Your objective: Below are entries. Pull out all lines containing "качеством".

:: Listed entries ::

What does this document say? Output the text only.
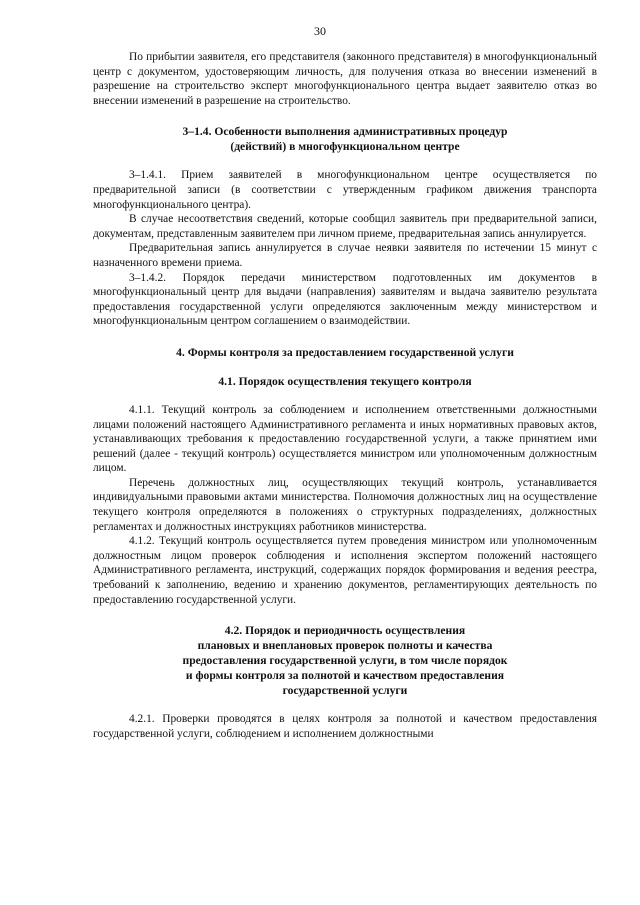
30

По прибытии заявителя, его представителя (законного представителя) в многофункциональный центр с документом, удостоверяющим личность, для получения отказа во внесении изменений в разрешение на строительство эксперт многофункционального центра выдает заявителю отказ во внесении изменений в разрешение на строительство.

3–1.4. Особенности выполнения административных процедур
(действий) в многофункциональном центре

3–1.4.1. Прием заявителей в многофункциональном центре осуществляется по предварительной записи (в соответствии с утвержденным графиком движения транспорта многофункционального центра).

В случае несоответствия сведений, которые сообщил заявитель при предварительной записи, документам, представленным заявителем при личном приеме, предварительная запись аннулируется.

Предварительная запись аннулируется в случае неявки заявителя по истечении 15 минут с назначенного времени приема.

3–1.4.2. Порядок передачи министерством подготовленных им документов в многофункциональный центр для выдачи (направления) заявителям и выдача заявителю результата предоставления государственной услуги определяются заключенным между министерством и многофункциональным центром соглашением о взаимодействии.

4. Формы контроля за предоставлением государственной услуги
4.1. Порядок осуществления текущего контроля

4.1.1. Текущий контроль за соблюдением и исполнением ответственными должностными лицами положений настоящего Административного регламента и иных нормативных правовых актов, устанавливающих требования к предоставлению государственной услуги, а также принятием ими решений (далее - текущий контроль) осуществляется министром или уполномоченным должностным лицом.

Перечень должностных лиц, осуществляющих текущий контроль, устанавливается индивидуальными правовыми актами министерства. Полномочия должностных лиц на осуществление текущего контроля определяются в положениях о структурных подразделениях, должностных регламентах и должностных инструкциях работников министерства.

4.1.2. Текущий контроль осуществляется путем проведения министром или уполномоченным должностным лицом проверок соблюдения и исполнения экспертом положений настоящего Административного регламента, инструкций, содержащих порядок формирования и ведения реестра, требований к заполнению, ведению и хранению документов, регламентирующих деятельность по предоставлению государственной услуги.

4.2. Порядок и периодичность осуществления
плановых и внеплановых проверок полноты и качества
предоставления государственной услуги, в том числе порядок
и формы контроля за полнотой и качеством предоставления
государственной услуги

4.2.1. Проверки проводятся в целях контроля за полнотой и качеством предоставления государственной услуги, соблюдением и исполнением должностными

:::

Expected output:
и формы контроля за полнотой и качеством предоставления
4.2.1. Проверки проводятся в целях контроля за полнотой и качеством предоставления государственной услуги, соблюдением и исполнением должностными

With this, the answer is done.